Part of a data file
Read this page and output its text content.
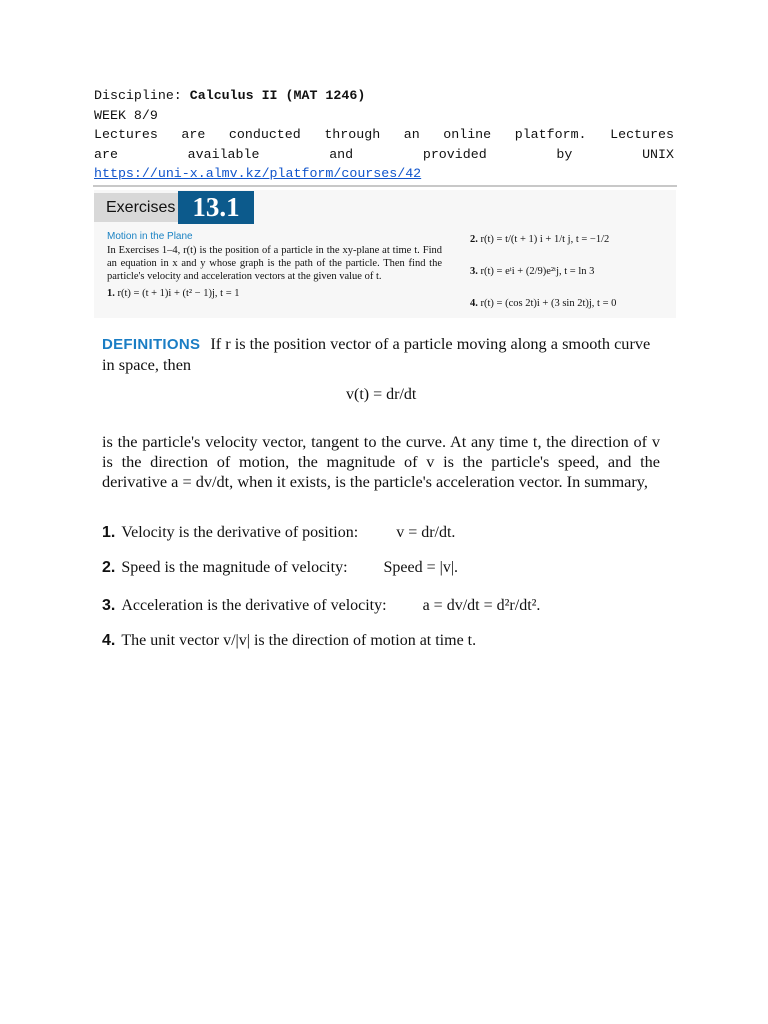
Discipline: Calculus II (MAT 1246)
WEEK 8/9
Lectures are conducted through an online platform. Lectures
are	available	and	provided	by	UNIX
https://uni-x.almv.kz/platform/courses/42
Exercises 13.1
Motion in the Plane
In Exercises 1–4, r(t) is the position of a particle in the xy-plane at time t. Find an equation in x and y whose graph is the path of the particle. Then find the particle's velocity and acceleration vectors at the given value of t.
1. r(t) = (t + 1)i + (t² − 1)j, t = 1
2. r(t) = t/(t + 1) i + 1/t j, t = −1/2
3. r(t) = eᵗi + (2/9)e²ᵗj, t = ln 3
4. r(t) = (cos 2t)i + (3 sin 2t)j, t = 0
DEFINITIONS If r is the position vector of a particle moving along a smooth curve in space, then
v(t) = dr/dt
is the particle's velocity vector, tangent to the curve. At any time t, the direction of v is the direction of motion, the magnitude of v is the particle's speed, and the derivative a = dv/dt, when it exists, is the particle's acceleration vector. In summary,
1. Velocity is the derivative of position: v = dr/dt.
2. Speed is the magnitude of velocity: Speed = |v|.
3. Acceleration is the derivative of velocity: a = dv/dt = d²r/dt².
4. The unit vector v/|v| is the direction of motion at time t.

# TASK PROMPT
Write down only how many lines in the listing contain the word "platform".

# CORRECT OUTPUT
2